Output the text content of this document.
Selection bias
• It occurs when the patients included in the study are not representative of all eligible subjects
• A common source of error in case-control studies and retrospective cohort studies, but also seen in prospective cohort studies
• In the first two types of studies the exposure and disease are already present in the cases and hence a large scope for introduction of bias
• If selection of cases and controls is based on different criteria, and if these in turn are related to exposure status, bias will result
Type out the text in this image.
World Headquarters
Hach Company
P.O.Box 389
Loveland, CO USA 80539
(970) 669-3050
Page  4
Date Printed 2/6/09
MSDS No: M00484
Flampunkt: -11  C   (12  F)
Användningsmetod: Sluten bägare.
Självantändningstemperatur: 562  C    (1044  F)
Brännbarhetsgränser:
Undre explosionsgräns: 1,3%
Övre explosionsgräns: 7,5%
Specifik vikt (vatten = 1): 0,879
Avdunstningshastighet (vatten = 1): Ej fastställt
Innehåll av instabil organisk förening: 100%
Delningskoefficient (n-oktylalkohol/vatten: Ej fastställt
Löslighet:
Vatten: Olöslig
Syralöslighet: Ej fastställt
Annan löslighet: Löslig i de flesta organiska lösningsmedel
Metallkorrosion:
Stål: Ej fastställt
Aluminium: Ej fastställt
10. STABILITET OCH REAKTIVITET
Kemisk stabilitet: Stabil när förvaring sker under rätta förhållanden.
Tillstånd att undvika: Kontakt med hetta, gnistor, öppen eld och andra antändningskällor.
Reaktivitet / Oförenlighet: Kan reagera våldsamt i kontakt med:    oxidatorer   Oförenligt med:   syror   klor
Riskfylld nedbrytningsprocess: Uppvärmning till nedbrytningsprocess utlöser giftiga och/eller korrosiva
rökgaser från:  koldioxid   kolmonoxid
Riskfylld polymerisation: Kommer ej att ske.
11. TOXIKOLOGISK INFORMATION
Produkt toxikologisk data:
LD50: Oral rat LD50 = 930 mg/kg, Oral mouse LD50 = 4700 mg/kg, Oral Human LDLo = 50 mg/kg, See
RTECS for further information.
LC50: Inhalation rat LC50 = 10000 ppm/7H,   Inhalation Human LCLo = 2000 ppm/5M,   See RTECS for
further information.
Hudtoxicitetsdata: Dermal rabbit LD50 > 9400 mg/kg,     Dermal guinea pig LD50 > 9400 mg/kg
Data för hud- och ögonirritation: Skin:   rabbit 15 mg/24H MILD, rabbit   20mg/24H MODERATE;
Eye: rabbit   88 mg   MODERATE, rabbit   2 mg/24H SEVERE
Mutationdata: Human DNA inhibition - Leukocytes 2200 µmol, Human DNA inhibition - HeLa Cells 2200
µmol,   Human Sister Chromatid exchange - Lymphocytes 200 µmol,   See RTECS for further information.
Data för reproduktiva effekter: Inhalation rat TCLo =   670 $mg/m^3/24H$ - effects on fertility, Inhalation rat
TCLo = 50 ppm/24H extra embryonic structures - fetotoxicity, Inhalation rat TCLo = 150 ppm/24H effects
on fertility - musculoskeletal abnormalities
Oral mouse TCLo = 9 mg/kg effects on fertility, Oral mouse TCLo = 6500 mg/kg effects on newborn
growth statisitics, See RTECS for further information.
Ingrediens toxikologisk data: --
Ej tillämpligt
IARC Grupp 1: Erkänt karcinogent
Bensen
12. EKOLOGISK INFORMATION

########

■ PROBLEM STATEMENT ■
Each entry is to be written out exactly as it was given.

■ SOLUTION TO THIS TASK ■
Output the text content of this document.
Selection bias
• It occurs when the patients included in the study are not representative of all eligible subjects
• A common source of error in case-control studies and retrospective cohort studies, but also seen in prospective cohort studies
• In the first two types of studies the exposure and disease are already present in the cases and hence a large scope for introduction of bias
• If selection of cases and controls is based on different criteria, and if these in turn are related to exposure status, bias will result
Type out the text in this image.
World Headquarters
Hach Company
P.O.Box 389
Loveland, CO USA 80539
(970) 669-3050
Page  4
Date Printed 2/6/09
MSDS No: M00484
Flampunkt: -11  C   (12  F)
Användningsmetod: Sluten bägare.
Självantändningstemperatur: 562  C    (1044  F)
Brännbarhetsgränser:
Undre explosionsgräns: 1,3%
Övre explosionsgräns: 7,5%
Specifik vikt (vatten = 1): 0,879
Avdunstningshastighet (vatten = 1): Ej fastställt
Innehåll av instabil organisk förening: 100%
Delningskoefficient (n-oktylalkohol/vatten: Ej fastställt
Löslighet:
Vatten: Olöslig
Syralöslighet: Ej fastställt
Annan löslighet: Löslig i de flesta organiska lösningsmedel
Metallkorrosion:
Stål: Ej fastställt
Aluminium: Ej fastställt
10. STABILITET OCH REAKTIVITET
Kemisk stabilitet: Stabil när förvaring sker under rätta förhållanden.
Tillstånd att undvika: Kontakt med hetta, gnistor, öppen eld och andra antändningskällor.
Reaktivitet / Oförenlighet: Kan reagera våldsamt i kontakt med:    oxidatorer   Oförenligt med:   syror   klor
Riskfylld nedbrytningsprocess: Uppvärmning till nedbrytningsprocess utlöser giftiga och/eller korrosiva
rökgaser från:  koldioxid   kolmonoxid
Riskfylld polymerisation: Kommer ej att ske.
11. TOXIKOLOGISK INFORMATION
Produkt toxikologisk data:
LD50: Oral rat LD50 = 930 mg/kg, Oral mouse LD50 = 4700 mg/kg, Oral Human LDLo = 50 mg/kg, See
RTECS for further information.
LC50: Inhalation rat LC50 = 10000 ppm/7H,   Inhalation Human LCLo = 2000 ppm/5M,   See RTECS for
further information.
Hudtoxicitetsdata: Dermal rabbit LD50 > 9400 mg/kg,     Dermal guinea pig LD50 > 9400 mg/kg
Data för hud- och ögonirritation: Skin:   rabbit 15 mg/24H MILD, rabbit   20mg/24H MODERATE;
Eye: rabbit   88 mg   MODERATE, rabbit   2 mg/24H SEVERE
Mutationdata: Human DNA inhibition - Leukocytes 2200 µmol, Human DNA inhibition - HeLa Cells 2200
µmol,   Human Sister Chromatid exchange - Lymphocytes 200 µmol,   See RTECS for further information.
Data för reproduktiva effekter: Inhalation rat TCLo =   670 $mg/m^3/24H$ - effects on fertility, Inhalation rat
TCLo = 50 ppm/24H extra embryonic structures - fetotoxicity, Inhalation rat TCLo = 150 ppm/24H effects
on fertility - musculoskeletal abnormalities
Oral mouse TCLo = 9 mg/kg effects on fertility, Oral mouse TCLo = 6500 mg/kg effects on newborn
growth statisitics, See RTECS for further information.
Ingrediens toxikologisk data: --
Ej tillämpligt
IARC Grupp 1: Erkänt karcinogent
Bensen
12. EKOLOGISK INFORMATION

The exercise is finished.